Give the listing again in full, exactly as written.

Records from a data source
——
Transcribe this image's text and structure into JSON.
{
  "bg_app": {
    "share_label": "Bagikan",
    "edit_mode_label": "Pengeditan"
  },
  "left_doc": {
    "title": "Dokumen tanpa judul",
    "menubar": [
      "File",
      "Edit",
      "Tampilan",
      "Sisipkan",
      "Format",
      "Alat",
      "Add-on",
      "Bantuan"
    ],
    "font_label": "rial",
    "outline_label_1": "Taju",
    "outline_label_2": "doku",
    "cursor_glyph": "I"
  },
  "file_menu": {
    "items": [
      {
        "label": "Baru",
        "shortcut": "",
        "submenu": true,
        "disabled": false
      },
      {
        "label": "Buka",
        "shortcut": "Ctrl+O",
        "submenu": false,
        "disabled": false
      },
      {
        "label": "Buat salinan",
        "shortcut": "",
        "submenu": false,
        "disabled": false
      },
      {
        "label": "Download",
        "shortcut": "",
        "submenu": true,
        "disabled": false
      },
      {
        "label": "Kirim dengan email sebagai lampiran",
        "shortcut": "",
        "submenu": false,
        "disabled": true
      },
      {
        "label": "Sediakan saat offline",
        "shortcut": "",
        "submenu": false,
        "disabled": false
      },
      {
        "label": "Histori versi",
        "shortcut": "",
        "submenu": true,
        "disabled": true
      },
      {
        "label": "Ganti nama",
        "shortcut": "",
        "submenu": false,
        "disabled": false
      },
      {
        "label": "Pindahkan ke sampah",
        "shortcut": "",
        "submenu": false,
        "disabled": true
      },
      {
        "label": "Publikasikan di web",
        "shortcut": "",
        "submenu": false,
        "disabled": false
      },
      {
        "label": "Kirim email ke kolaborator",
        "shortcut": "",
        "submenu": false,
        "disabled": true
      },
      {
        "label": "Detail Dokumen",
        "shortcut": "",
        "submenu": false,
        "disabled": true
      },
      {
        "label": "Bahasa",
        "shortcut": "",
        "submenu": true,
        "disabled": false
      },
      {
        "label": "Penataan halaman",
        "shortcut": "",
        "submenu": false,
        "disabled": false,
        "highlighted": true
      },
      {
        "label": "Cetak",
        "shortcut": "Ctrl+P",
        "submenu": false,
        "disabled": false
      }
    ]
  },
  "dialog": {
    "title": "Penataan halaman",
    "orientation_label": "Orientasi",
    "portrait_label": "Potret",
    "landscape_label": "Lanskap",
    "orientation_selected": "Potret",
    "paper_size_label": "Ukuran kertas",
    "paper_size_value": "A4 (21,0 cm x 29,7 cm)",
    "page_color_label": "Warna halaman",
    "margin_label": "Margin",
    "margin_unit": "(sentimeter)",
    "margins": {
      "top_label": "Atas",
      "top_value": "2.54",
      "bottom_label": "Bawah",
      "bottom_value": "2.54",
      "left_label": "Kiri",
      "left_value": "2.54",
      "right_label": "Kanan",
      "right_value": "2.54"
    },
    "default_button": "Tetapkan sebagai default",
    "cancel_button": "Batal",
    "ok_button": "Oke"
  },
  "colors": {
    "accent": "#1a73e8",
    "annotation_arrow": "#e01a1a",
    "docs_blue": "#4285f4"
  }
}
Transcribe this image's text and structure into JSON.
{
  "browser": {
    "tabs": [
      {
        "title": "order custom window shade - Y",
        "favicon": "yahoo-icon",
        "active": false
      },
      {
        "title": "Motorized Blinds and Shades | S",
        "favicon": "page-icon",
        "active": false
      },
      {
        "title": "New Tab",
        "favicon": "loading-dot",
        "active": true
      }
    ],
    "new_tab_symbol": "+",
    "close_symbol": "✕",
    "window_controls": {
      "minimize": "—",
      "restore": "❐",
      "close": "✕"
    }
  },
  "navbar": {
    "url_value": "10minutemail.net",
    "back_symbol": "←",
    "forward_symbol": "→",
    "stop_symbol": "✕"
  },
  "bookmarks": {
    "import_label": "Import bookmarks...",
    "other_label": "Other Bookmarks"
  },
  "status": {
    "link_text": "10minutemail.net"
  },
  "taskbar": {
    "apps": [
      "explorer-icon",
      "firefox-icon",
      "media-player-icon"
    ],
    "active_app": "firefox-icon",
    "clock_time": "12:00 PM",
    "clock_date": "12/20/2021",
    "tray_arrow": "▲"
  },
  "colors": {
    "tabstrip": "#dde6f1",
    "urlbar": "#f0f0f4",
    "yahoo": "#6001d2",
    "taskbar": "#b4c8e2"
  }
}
——
RESULT OF THIS TASK:
Transcribe this image's text and structure into JSON.
{
  "bg_app": {
    "share_label": "Bagikan",
    "edit_mode_label": "Pengeditan"
  },
  "left_doc": {
    "title": "Dokumen tanpa judul",
    "menubar": [
      "File",
      "Edit",
      "Tampilan",
      "Sisipkan",
      "Format",
      "Alat",
      "Add-on",
      "Bantuan"
    ],
    "font_label": "rial",
    "outline_label_1": "Taju",
    "outline_label_2": "doku",
    "cursor_glyph": "I"
  },
  "file_menu": {
    "items": [
      {
        "label": "Baru",
        "shortcut": "",
        "submenu": true,
        "disabled": false
      },
      {
        "label": "Buka",
        "shortcut": "Ctrl+O",
        "submenu": false,
        "disabled": false
      },
      {
        "label": "Buat salinan",
        "shortcut": "",
        "submenu": false,
        "disabled": false
      },
      {
        "label": "Download",
        "shortcut": "",
        "submenu": true,
        "disabled": false
      },
      {
        "label": "Kirim dengan email sebagai lampiran",
        "shortcut": "",
        "submenu": false,
        "disabled": true
      },
      {
        "label": "Sediakan saat offline",
        "shortcut": "",
        "submenu": false,
        "disabled": false
      },
      {
        "label": "Histori versi",
        "shortcut": "",
        "submenu": true,
        "disabled": true
      },
      {
        "label": "Ganti nama",
        "shortcut": "",
        "submenu": false,
        "disabled": false
      },
      {
        "label": "Pindahkan ke sampah",
        "shortcut": "",
        "submenu": false,
        "disabled": true
      },
      {
        "label": "Publikasikan di web",
        "shortcut": "",
        "submenu": false,
        "disabled": false
      },
      {
        "label": "Kirim email ke kolaborator",
        "shortcut": "",
        "submenu": false,
        "disabled": true
      },
      {
        "label": "Detail Dokumen",
        "shortcut": "",
        "submenu": false,
        "disabled": true
      },
      {
        "label": "Bahasa",
        "shortcut": "",
        "submenu": true,
        "disabled": false
      },
      {
        "label": "Penataan halaman",
        "shortcut": "",
        "submenu": false,
        "disabled": false,
        "highlighted": true
      },
      {
        "label": "Cetak",
        "shortcut": "Ctrl+P",
        "submenu": false,
        "disabled": false
      }
    ]
  },
  "dialog": {
    "title": "Penataan halaman",
    "orientation_label": "Orientasi",
    "portrait_label": "Potret",
    "landscape_label": "Lanskap",
    "orientation_selected": "Potret",
    "paper_size_label": "Ukuran kertas",
    "paper_size_value": "A4 (21,0 cm x 29,7 cm)",
    "page_color_label": "Warna halaman",
    "margin_label": "Margin",
    "margin_unit": "(sentimeter)",
    "margins": {
      "top_label": "Atas",
      "top_value": "2.54",
      "bottom_label": "Bawah",
      "bottom_value": "2.54",
      "left_label": "Kiri",
      "left_value": "2.54",
      "right_label": "Kanan",
      "right_value": "2.54"
    },
    "default_button": "Tetapkan sebagai default",
    "cancel_button": "Batal",
    "ok_button": "Oke"
  },
  "colors": {
    "accent": "#1a73e8",
    "annotation_arrow": "#e01a1a",
    "docs_blue": "#4285f4"
  }
}
Transcribe this image's text and structure into JSON.
{
  "browser": {
    "tabs": [
      {
        "title": "order custom window shade - Y",
        "favicon": "yahoo-icon",
        "active": false
      },
      {
        "title": "Motorized Blinds and Shades | S",
        "favicon": "page-icon",
        "active": false
      },
      {
        "title": "New Tab",
        "favicon": "loading-dot",
        "active": true
      }
    ],
    "new_tab_symbol": "+",
    "close_symbol": "✕",
    "window_controls": {
      "minimize": "—",
      "restore": "❐",
      "close": "✕"
    }
  },
  "navbar": {
    "url_value": "10minutemail.net",
    "back_symbol": "←",
    "forward_symbol": "→",
    "stop_symbol": "✕"
  },
  "bookmarks": {
    "import_label": "Import bookmarks...",
    "other_label": "Other Bookmarks"
  },
  "status": {
    "link_text": "10minutemail.net"
  },
  "taskbar": {
    "apps": [
      "explorer-icon",
      "firefox-icon",
      "media-player-icon"
    ],
    "active_app": "firefox-icon",
    "clock_time": "12:00 PM",
    "clock_date": "12/20/2021",
    "tray_arrow": "▲"
  },
  "colors": {
    "tabstrip": "#dde6f1",
    "urlbar": "#f0f0f4",
    "yahoo": "#6001d2",
    "taskbar": "#b4c8e2"
  }
}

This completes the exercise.